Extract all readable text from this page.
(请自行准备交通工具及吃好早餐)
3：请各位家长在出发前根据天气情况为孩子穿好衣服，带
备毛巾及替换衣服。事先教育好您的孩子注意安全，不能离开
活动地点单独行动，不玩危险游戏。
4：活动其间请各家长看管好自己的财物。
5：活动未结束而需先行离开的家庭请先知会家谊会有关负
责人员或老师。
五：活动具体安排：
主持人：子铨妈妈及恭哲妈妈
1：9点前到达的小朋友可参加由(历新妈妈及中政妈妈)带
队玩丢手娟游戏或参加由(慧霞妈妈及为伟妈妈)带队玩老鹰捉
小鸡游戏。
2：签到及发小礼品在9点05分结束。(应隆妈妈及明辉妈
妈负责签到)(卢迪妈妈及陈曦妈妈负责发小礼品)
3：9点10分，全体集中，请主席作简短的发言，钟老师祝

▸ WHAT THE TASK REQUIRES
Print all the data exactly.

▸ ANSWER TO THIS PROBLEM
Extract all readable text from this page.
(请自行准备交通工具及吃好早餐)
3：请各位家长在出发前根据天气情况为孩子穿好衣服，带
备毛巾及替换衣服。事先教育好您的孩子注意安全，不能离开
活动地点单独行动，不玩危险游戏。
4：活动其间请各家长看管好自己的财物。
5：活动未结束而需先行离开的家庭请先知会家谊会有关负
责人员或老师。
五：活动具体安排：
主持人：子铨妈妈及恭哲妈妈
1：9点前到达的小朋友可参加由(历新妈妈及中政妈妈)带
队玩丢手娟游戏或参加由(慧霞妈妈及为伟妈妈)带队玩老鹰捉
小鸡游戏。
2：签到及发小礼品在9点05分结束。(应隆妈妈及明辉妈
妈负责签到)(卢迪妈妈及陈曦妈妈负责发小礼品)
3：9点10分，全体集中，请主席作简短的发言，钟老师祝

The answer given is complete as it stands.